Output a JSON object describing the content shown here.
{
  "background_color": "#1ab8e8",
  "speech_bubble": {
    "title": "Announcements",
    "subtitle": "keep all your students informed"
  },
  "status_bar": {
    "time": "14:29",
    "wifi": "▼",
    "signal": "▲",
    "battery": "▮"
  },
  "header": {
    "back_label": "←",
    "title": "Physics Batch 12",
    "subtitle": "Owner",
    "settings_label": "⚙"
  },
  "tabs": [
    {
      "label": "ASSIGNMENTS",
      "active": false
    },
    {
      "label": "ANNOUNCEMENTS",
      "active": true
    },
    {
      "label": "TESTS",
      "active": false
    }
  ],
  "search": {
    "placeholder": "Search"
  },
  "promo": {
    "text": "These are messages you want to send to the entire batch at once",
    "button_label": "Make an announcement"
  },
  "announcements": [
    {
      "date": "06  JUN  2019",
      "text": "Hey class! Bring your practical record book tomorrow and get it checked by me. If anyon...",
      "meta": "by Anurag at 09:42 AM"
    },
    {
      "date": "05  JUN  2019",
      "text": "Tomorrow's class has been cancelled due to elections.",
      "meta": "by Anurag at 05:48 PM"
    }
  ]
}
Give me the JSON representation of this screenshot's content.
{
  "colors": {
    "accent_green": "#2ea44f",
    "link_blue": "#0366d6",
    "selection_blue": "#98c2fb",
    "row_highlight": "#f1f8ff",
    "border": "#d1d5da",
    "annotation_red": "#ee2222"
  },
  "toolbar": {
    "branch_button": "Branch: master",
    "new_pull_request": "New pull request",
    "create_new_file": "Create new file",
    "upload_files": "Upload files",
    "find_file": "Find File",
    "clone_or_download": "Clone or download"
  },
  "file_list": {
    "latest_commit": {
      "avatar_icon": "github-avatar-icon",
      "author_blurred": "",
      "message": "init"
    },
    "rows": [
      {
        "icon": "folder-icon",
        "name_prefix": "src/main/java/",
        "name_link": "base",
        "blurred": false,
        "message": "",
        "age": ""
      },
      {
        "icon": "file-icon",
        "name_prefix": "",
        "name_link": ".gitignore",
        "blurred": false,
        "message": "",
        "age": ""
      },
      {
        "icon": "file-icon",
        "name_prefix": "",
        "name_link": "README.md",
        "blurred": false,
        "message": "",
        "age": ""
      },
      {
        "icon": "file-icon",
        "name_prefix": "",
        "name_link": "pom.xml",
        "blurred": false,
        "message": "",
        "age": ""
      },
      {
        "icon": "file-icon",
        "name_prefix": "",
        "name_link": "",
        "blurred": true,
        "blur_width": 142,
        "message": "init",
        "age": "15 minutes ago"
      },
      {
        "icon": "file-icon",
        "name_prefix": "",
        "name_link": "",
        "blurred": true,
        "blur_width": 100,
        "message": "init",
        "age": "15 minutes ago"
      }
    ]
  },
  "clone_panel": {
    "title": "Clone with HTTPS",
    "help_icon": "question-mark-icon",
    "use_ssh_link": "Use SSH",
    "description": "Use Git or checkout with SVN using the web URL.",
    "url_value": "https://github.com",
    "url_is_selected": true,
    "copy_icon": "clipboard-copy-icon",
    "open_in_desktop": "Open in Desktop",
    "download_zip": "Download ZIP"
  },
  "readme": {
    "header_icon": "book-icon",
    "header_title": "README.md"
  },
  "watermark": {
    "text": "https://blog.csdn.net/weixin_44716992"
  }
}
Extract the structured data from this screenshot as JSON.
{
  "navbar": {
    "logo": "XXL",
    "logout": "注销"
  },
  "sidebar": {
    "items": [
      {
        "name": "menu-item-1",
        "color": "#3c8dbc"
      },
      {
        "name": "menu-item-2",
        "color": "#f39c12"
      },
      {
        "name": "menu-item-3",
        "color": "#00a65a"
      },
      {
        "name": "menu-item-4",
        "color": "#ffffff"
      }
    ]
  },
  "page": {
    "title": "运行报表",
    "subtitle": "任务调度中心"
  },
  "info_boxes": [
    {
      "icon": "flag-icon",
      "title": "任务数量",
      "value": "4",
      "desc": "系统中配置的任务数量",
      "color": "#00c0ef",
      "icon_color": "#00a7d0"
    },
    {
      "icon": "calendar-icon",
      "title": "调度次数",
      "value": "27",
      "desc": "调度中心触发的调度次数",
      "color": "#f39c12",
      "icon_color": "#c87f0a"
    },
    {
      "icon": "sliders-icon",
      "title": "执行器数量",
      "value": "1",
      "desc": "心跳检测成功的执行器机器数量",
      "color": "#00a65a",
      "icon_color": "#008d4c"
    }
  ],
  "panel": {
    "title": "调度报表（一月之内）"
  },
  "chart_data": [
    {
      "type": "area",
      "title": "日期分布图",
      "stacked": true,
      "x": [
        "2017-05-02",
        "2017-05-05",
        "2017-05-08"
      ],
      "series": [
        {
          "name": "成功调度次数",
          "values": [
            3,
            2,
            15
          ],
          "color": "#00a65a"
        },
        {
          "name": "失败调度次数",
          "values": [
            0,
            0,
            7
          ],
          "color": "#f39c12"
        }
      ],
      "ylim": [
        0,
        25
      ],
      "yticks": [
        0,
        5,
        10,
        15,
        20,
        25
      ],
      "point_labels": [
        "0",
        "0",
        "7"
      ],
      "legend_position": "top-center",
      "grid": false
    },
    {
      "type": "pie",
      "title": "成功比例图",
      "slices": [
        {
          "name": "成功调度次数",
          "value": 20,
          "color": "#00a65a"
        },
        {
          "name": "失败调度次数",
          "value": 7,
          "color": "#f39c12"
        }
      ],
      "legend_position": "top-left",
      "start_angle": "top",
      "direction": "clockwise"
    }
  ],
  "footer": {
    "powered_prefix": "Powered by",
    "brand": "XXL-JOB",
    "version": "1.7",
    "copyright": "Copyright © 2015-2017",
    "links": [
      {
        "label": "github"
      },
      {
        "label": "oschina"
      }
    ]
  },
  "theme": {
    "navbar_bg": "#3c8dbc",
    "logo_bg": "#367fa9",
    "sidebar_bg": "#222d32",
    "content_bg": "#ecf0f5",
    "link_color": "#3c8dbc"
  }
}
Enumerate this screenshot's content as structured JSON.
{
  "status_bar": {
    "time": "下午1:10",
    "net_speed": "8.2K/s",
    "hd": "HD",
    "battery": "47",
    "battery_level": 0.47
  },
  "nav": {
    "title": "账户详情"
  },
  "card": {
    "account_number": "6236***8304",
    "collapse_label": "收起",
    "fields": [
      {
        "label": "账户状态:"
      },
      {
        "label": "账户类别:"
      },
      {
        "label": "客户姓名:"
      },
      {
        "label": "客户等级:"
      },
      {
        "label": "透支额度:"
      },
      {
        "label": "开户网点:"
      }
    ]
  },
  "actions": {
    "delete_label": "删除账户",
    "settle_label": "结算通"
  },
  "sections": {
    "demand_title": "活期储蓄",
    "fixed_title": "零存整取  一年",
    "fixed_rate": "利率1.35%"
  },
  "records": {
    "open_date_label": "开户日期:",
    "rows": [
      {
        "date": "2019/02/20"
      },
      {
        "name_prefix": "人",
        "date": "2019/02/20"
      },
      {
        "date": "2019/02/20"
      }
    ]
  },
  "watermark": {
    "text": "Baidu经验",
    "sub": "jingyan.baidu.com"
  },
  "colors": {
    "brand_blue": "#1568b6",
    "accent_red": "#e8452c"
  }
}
· · · · ·
#### [Objective]
Reproduce the full listing above, character for character.

#### [Solved exercise]
Output a JSON object describing the content shown here.
{
  "background_color": "#1ab8e8",
  "speech_bubble": {
    "title": "Announcements",
    "subtitle": "keep all your students informed"
  },
  "status_bar": {
    "time": "14:29",
    "wifi": "▼",
    "signal": "▲",
    "battery": "▮"
  },
  "header": {
    "back_label": "←",
    "title": "Physics Batch 12",
    "subtitle": "Owner",
    "settings_label": "⚙"
  },
  "tabs": [
    {
      "label": "ASSIGNMENTS",
      "active": false
    },
    {
      "label": "ANNOUNCEMENTS",
      "active": true
    },
    {
      "label": "TESTS",
      "active": false
    }
  ],
  "search": {
    "placeholder": "Search"
  },
  "promo": {
    "text": "These are messages you want to send to the entire batch at once",
    "button_label": "Make an announcement"
  },
  "announcements": [
    {
      "date": "06  JUN  2019",
      "text": "Hey class! Bring your practical record book tomorrow and get it checked by me. If anyon...",
      "meta": "by Anurag at 09:42 AM"
    },
    {
      "date": "05  JUN  2019",
      "text": "Tomorrow's class has been cancelled due to elections.",
      "meta": "by Anurag at 05:48 PM"
    }
  ]
}
Give me the JSON representation of this screenshot's content.
{
  "colors": {
    "accent_green": "#2ea44f",
    "link_blue": "#0366d6",
    "selection_blue": "#98c2fb",
    "row_highlight": "#f1f8ff",
    "border": "#d1d5da",
    "annotation_red": "#ee2222"
  },
  "toolbar": {
    "branch_button": "Branch: master",
    "new_pull_request": "New pull request",
    "create_new_file": "Create new file",
    "upload_files": "Upload files",
    "find_file": "Find File",
    "clone_or_download": "Clone or download"
  },
  "file_list": {
    "latest_commit": {
      "avatar_icon": "github-avatar-icon",
      "author_blurred": "",
      "message": "init"
    },
    "rows": [
      {
        "icon": "folder-icon",
        "name_prefix": "src/main/java/",
        "name_link": "base",
        "blurred": false,
        "message": "",
        "age": ""
      },
      {
        "icon": "file-icon",
        "name_prefix": "",
        "name_link": ".gitignore",
        "blurred": false,
        "message": "",
        "age": ""
      },
      {
        "icon": "file-icon",
        "name_prefix": "",
        "name_link": "README.md",
        "blurred": false,
        "message": "",
        "age": ""
      },
      {
        "icon": "file-icon",
        "name_prefix": "",
        "name_link": "pom.xml",
        "blurred": false,
        "message": "",
        "age": ""
      },
      {
        "icon": "file-icon",
        "name_prefix": "",
        "name_link": "",
        "blurred": true,
        "blur_width": 142,
        "message": "init",
        "age": "15 minutes ago"
      },
      {
        "icon": "file-icon",
        "name_prefix": "",
        "name_link": "",
        "blurred": true,
        "blur_width": 100,
        "message": "init",
        "age": "15 minutes ago"
      }
    ]
  },
  "clone_panel": {
    "title": "Clone with HTTPS",
    "help_icon": "question-mark-icon",
    "use_ssh_link": "Use SSH",
    "description": "Use Git or checkout with SVN using the web URL.",
    "url_value": "https://github.com",
    "url_is_selected": true,
    "copy_icon": "clipboard-copy-icon",
    "open_in_desktop": "Open in Desktop",
    "download_zip": "Download ZIP"
  },
  "readme": {
    "header_icon": "book-icon",
    "header_title": "README.md"
  },
  "watermark": {
    "text": "https://blog.csdn.net/weixin_44716992"
  }
}
Extract the structured data from this screenshot as JSON.
{
  "navbar": {
    "logo": "XXL",
    "logout": "注销"
  },
  "sidebar": {
    "items": [
      {
        "name": "menu-item-1",
        "color": "#3c8dbc"
      },
      {
        "name": "menu-item-2",
        "color": "#f39c12"
      },
      {
        "name": "menu-item-3",
        "color": "#00a65a"
      },
      {
        "name": "menu-item-4",
        "color": "#ffffff"
      }
    ]
  },
  "page": {
    "title": "运行报表",
    "subtitle": "任务调度中心"
  },
  "info_boxes": [
    {
      "icon": "flag-icon",
      "title": "任务数量",
      "value": "4",
      "desc": "系统中配置的任务数量",
      "color": "#00c0ef",
      "icon_color": "#00a7d0"
    },
    {
      "icon": "calendar-icon",
      "title": "调度次数",
      "value": "27",
      "desc": "调度中心触发的调度次数",
      "color": "#f39c12",
      "icon_color": "#c87f0a"
    },
    {
      "icon": "sliders-icon",
      "title": "执行器数量",
      "value": "1",
      "desc": "心跳检测成功的执行器机器数量",
      "color": "#00a65a",
      "icon_color": "#008d4c"
    }
  ],
  "panel": {
    "title": "调度报表（一月之内）"
  },
  "chart_data": [
    {
      "type": "area",
      "title": "日期分布图",
      "stacked": true,
      "x": [
        "2017-05-02",
        "2017-05-05",
        "2017-05-08"
      ],
      "series": [
        {
          "name": "成功调度次数",
          "values": [
            3,
            2,
            15
          ],
          "color": "#00a65a"
        },
        {
          "name": "失败调度次数",
          "values": [
            0,
            0,
            7
          ],
          "color": "#f39c12"
        }
      ],
      "ylim": [
        0,
        25
      ],
      "yticks": [
        0,
        5,
        10,
        15,
        20,
        25
      ],
      "point_labels": [
        "0",
        "0",
        "7"
      ],
      "legend_position": "top-center",
      "grid": false
    },
    {
      "type": "pie",
      "title": "成功比例图",
      "slices": [
        {
          "name": "成功调度次数",
          "value": 20,
          "color": "#00a65a"
        },
        {
          "name": "失败调度次数",
          "value": 7,
          "color": "#f39c12"
        }
      ],
      "legend_position": "top-left",
      "start_angle": "top",
      "direction": "clockwise"
    }
  ],
  "footer": {
    "powered_prefix": "Powered by",
    "brand": "XXL-JOB",
    "version": "1.7",
    "copyright": "Copyright © 2015-2017",
    "links": [
      {
        "label": "github"
      },
      {
        "label": "oschina"
      }
    ]
  },
  "theme": {
    "navbar_bg": "#3c8dbc",
    "logo_bg": "#367fa9",
    "sidebar_bg": "#222d32",
    "content_bg": "#ecf0f5",
    "link_color": "#3c8dbc"
  }
}
Enumerate this screenshot's content as structured JSON.
{
  "status_bar": {
    "time": "下午1:10",
    "net_speed": "8.2K/s",
    "hd": "HD",
    "battery": "47",
    "battery_level": 0.47
  },
  "nav": {
    "title": "账户详情"
  },
  "card": {
    "account_number": "6236***8304",
    "collapse_label": "收起",
    "fields": [
      {
        "label": "账户状态:"
      },
      {
        "label": "账户类别:"
      },
      {
        "label": "客户姓名:"
      },
      {
        "label": "客户等级:"
      },
      {
        "label": "透支额度:"
      },
      {
        "label": "开户网点:"
      }
    ]
  },
  "actions": {
    "delete_label": "删除账户",
    "settle_label": "结算通"
  },
  "sections": {
    "demand_title": "活期储蓄",
    "fixed_title": "零存整取  一年",
    "fixed_rate": "利率1.35%"
  },
  "records": {
    "open_date_label": "开户日期:",
    "rows": [
      {
        "date": "2019/02/20"
      },
      {
        "name_prefix": "人",
        "date": "2019/02/20"
      },
      {
        "date": "2019/02/20"
      }
    ]
  },
  "watermark": {
    "text": "Baidu经验",
    "sub": "jingyan.baidu.com"
  },
  "colors": {
    "brand_blue": "#1568b6",
    "accent_red": "#e8452c"
  }
}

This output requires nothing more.